Data to process -
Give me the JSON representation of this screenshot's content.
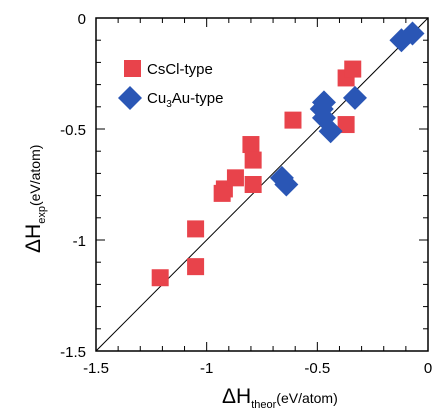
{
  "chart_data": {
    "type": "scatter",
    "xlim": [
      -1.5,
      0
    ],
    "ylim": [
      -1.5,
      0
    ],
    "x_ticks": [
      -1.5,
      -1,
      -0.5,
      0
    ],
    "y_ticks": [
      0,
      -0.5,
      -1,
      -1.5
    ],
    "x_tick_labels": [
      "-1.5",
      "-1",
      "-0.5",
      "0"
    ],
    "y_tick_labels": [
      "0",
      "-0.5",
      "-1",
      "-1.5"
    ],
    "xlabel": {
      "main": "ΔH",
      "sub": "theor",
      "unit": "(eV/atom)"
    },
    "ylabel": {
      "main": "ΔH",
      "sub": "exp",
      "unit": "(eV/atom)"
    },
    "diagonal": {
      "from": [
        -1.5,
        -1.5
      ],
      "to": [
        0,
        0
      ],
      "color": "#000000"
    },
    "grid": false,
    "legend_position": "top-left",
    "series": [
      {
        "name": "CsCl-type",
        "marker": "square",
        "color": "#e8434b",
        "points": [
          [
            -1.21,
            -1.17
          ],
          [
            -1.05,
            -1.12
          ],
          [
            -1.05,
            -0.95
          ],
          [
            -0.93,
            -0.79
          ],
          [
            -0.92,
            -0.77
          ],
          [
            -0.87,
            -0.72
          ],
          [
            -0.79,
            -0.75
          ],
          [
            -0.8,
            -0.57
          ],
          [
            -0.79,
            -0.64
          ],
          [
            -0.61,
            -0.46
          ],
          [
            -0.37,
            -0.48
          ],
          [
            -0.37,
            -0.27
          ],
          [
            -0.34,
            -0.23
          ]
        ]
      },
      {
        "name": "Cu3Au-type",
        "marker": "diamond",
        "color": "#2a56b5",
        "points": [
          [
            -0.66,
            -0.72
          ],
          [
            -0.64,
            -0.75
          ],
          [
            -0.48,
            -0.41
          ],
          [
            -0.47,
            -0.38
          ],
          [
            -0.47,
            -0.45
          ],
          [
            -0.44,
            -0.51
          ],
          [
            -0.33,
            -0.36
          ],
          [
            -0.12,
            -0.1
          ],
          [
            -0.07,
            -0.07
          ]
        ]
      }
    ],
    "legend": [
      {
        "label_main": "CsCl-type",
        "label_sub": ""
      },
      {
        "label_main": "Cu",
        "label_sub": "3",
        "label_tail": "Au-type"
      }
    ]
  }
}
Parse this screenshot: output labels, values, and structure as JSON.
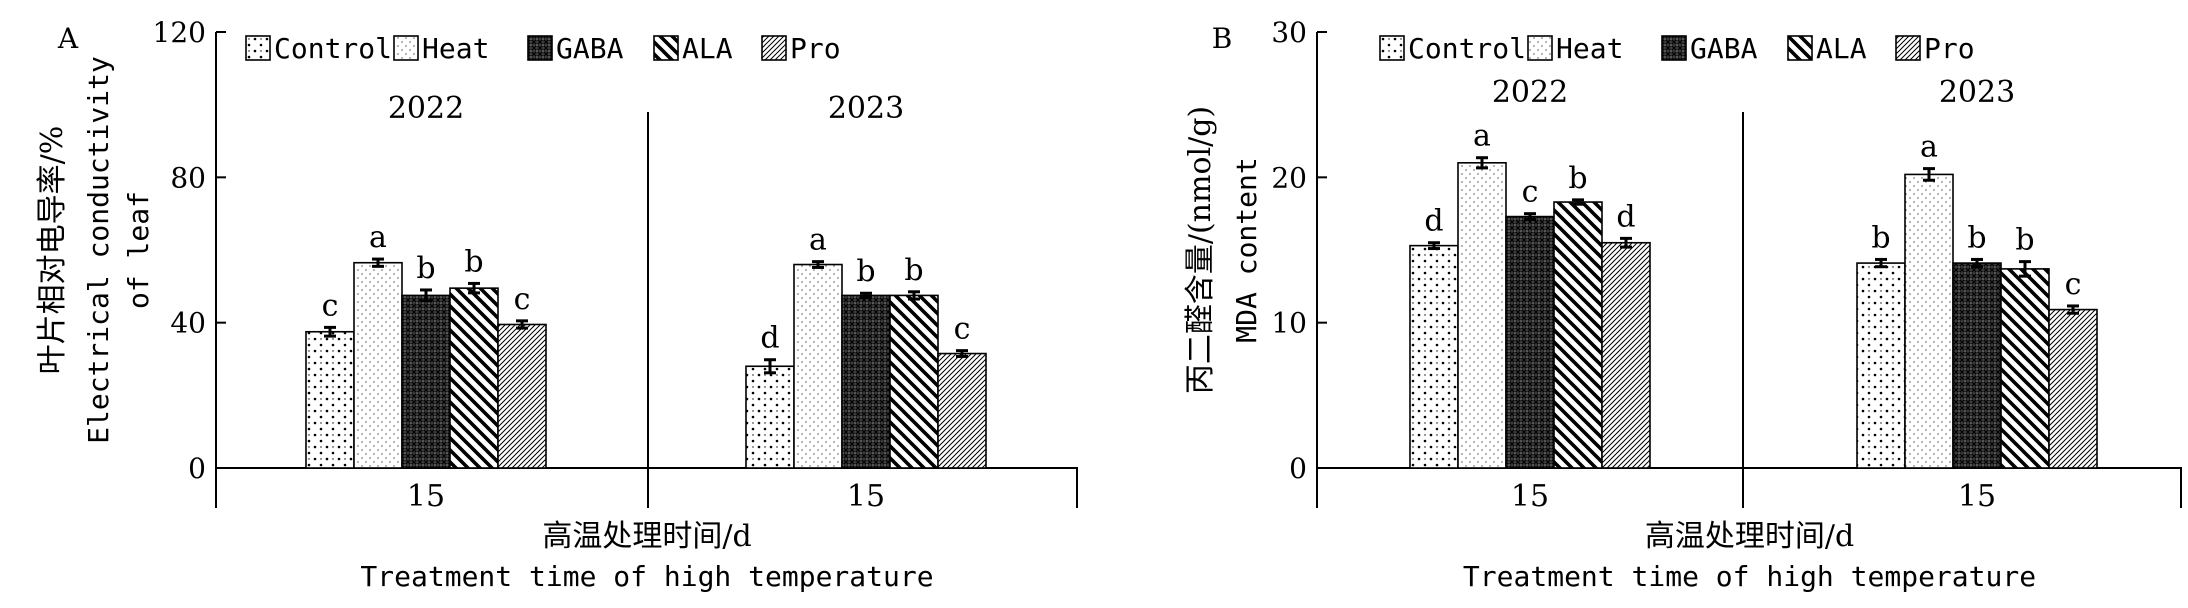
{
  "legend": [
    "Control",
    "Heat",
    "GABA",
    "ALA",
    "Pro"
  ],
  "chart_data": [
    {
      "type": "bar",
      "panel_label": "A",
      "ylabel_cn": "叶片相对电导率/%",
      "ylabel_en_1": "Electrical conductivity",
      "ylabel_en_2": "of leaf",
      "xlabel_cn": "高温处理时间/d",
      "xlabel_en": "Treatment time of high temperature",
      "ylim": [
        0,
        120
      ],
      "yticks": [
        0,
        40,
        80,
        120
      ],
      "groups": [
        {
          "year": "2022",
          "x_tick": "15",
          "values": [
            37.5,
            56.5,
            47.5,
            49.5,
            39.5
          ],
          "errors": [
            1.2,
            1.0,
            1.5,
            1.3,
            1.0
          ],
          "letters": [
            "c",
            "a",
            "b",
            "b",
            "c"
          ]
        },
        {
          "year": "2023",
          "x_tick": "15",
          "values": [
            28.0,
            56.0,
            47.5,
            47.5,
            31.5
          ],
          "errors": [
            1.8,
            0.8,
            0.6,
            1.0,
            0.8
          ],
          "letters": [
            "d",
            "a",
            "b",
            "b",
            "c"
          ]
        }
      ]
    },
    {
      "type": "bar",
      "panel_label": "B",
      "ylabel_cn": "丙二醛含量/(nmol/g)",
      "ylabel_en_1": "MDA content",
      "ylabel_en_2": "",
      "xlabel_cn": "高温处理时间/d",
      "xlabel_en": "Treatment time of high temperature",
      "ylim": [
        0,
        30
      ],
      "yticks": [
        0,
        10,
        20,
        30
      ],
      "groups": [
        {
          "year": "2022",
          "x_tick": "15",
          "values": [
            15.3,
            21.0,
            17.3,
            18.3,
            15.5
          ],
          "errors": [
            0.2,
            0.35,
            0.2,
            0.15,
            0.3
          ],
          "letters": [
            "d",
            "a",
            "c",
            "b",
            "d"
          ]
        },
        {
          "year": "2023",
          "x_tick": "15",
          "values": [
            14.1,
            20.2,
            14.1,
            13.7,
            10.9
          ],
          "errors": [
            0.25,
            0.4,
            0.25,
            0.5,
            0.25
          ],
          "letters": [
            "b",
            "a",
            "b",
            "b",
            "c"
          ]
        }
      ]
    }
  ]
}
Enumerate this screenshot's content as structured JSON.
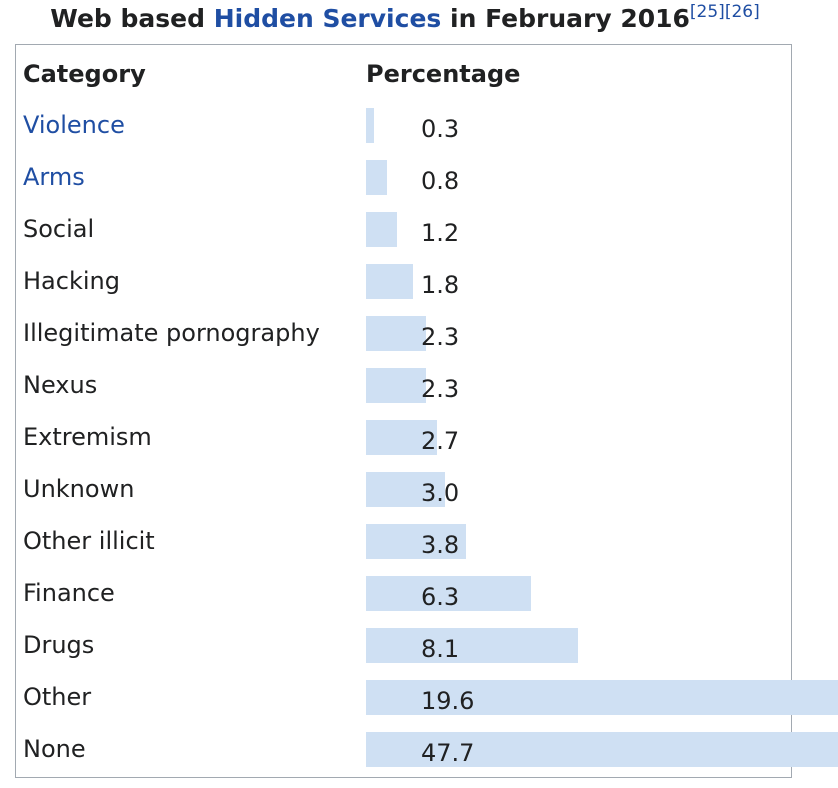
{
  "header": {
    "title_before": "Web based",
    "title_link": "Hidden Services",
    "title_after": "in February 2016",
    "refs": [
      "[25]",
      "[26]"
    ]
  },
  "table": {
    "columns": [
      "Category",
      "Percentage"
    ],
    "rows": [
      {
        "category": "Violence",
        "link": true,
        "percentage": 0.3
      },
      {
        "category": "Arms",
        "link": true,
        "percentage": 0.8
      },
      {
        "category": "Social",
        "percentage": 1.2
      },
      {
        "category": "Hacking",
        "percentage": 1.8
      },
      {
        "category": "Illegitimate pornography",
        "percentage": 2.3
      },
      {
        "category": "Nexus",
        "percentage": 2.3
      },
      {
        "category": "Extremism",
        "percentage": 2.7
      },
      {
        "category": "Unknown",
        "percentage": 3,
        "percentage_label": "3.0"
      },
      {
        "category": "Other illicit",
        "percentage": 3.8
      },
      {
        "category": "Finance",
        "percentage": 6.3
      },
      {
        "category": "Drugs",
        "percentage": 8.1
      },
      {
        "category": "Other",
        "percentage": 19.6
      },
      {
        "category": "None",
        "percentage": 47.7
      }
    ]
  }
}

Brief - In your copy, leave out the pictures and reproduce the material above exactly.

Solution for this exercise -
Give me the JSON representation of this screenshot's content.
{
  "chart_data": {
    "type": "scatter",
    "xlim": [
      -1.5,
      0
    ],
    "ylim": [
      -1.5,
      0
    ],
    "x_ticks": [
      -1.5,
      -1,
      -0.5,
      0
    ],
    "y_ticks": [
      0,
      -0.5,
      -1,
      -1.5
    ],
    "x_tick_labels": [
      "-1.5",
      "-1",
      "-0.5",
      "0"
    ],
    "y_tick_labels": [
      "0",
      "-0.5",
      "-1",
      "-1.5"
    ],
    "xlabel": {
      "main": "ΔH",
      "sub": "theor",
      "unit": "(eV/atom)"
    },
    "ylabel": {
      "main": "ΔH",
      "sub": "exp",
      "unit": "(eV/atom)"
    },
    "diagonal": {
      "from": [
        -1.5,
        -1.5
      ],
      "to": [
        0,
        0
      ],
      "color": "#000000"
    },
    "grid": false,
    "legend_position": "top-left",
    "series": [
      {
        "name": "CsCl-type",
        "marker": "square",
        "color": "#e8434b",
        "points": [
          [
            -1.21,
            -1.17
          ],
          [
            -1.05,
            -1.12
          ],
          [
            -1.05,
            -0.95
          ],
          [
            -0.93,
            -0.79
          ],
          [
            -0.92,
            -0.77
          ],
          [
            -0.87,
            -0.72
          ],
          [
            -0.79,
            -0.75
          ],
          [
            -0.8,
            -0.57
          ],
          [
            -0.79,
            -0.64
          ],
          [
            -0.61,
            -0.46
          ],
          [
            -0.37,
            -0.48
          ],
          [
            -0.37,
            -0.27
          ],
          [
            -0.34,
            -0.23
          ]
        ]
      },
      {
        "name": "Cu3Au-type",
        "marker": "diamond",
        "color": "#2a56b5",
        "points": [
          [
            -0.66,
            -0.72
          ],
          [
            -0.64,
            -0.75
          ],
          [
            -0.48,
            -0.41
          ],
          [
            -0.47,
            -0.38
          ],
          [
            -0.47,
            -0.45
          ],
          [
            -0.44,
            -0.51
          ],
          [
            -0.33,
            -0.36
          ],
          [
            -0.12,
            -0.1
          ],
          [
            -0.07,
            -0.07
          ]
        ]
      }
    ],
    "legend": [
      {
        "label_main": "CsCl-type",
        "label_sub": ""
      },
      {
        "label_main": "Cu",
        "label_sub": "3",
        "label_tail": "Au-type"
      }
    ]
  }
}
Parse this screenshot: output labels, values, and structure as JSON.
{
  "legend": [
    "Control",
    "Heat",
    "GABA",
    "ALA",
    "Pro"
  ],
  "chart_data": [
    {
      "type": "bar",
      "panel_label": "A",
      "ylabel_cn": "叶片相对电导率/%",
      "ylabel_en_1": "Electrical conductivity",
      "ylabel_en_2": "of leaf",
      "xlabel_cn": "高温处理时间/d",
      "xlabel_en": "Treatment time of high temperature",
      "ylim": [
        0,
        120
      ],
      "yticks": [
        0,
        40,
        80,
        120
      ],
      "groups": [
        {
          "year": "2022",
          "x_tick": "15",
          "values": [
            37.5,
            56.5,
            47.5,
            49.5,
            39.5
          ],
          "errors": [
            1.2,
            1.0,
            1.5,
            1.3,
            1.0
          ],
          "letters": [
            "c",
            "a",
            "b",
            "b",
            "c"
          ]
        },
        {
          "year": "2023",
          "x_tick": "15",
          "values": [
            28.0,
            56.0,
            47.5,
            47.5,
            31.5
          ],
          "errors": [
            1.8,
            0.8,
            0.6,
            1.0,
            0.8
          ],
          "letters": [
            "d",
            "a",
            "b",
            "b",
            "c"
          ]
        }
      ]
    },
    {
      "type": "bar",
      "panel_label": "B",
      "ylabel_cn": "丙二醛含量/(nmol/g)",
      "ylabel_en_1": "MDA content",
      "ylabel_en_2": "",
      "xlabel_cn": "高温处理时间/d",
      "xlabel_en": "Treatment time of high temperature",
      "ylim": [
        0,
        30
      ],
      "yticks": [
        0,
        10,
        20,
        30
      ],
      "groups": [
        {
          "year": "2022",
          "x_tick": "15",
          "values": [
            15.3,
            21.0,
            17.3,
            18.3,
            15.5
          ],
          "errors": [
            0.2,
            0.35,
            0.2,
            0.15,
            0.3
          ],
          "letters": [
            "d",
            "a",
            "c",
            "b",
            "d"
          ]
        },
        {
          "year": "2023",
          "x_tick": "15",
          "values": [
            14.1,
            20.2,
            14.1,
            13.7,
            10.9
          ],
          "errors": [
            0.25,
            0.4,
            0.25,
            0.5,
            0.25
          ],
          "letters": [
            "b",
            "a",
            "b",
            "b",
            "c"
          ]
        }
      ]
    }
  ]
}
Enumerate this screenshot's content as structured JSON.
{
  "header": {
    "title_before": "Web based",
    "title_link": "Hidden Services",
    "title_after": "in February 2016",
    "refs": [
      "[25]",
      "[26]"
    ]
  },
  "table": {
    "columns": [
      "Category",
      "Percentage"
    ],
    "rows": [
      {
        "category": "Violence",
        "link": true,
        "percentage": 0.3
      },
      {
        "category": "Arms",
        "link": true,
        "percentage": 0.8
      },
      {
        "category": "Social",
        "percentage": 1.2
      },
      {
        "category": "Hacking",
        "percentage": 1.8
      },
      {
        "category": "Illegitimate pornography",
        "percentage": 2.3
      },
      {
        "category": "Nexus",
        "percentage": 2.3
      },
      {
        "category": "Extremism",
        "percentage": 2.7
      },
      {
        "category": "Unknown",
        "percentage": 3,
        "percentage_label": "3.0"
      },
      {
        "category": "Other illicit",
        "percentage": 3.8
      },
      {
        "category": "Finance",
        "percentage": 6.3
      },
      {
        "category": "Drugs",
        "percentage": 8.1
      },
      {
        "category": "Other",
        "percentage": 19.6
      },
      {
        "category": "None",
        "percentage": 47.7
      }
    ]
  }
}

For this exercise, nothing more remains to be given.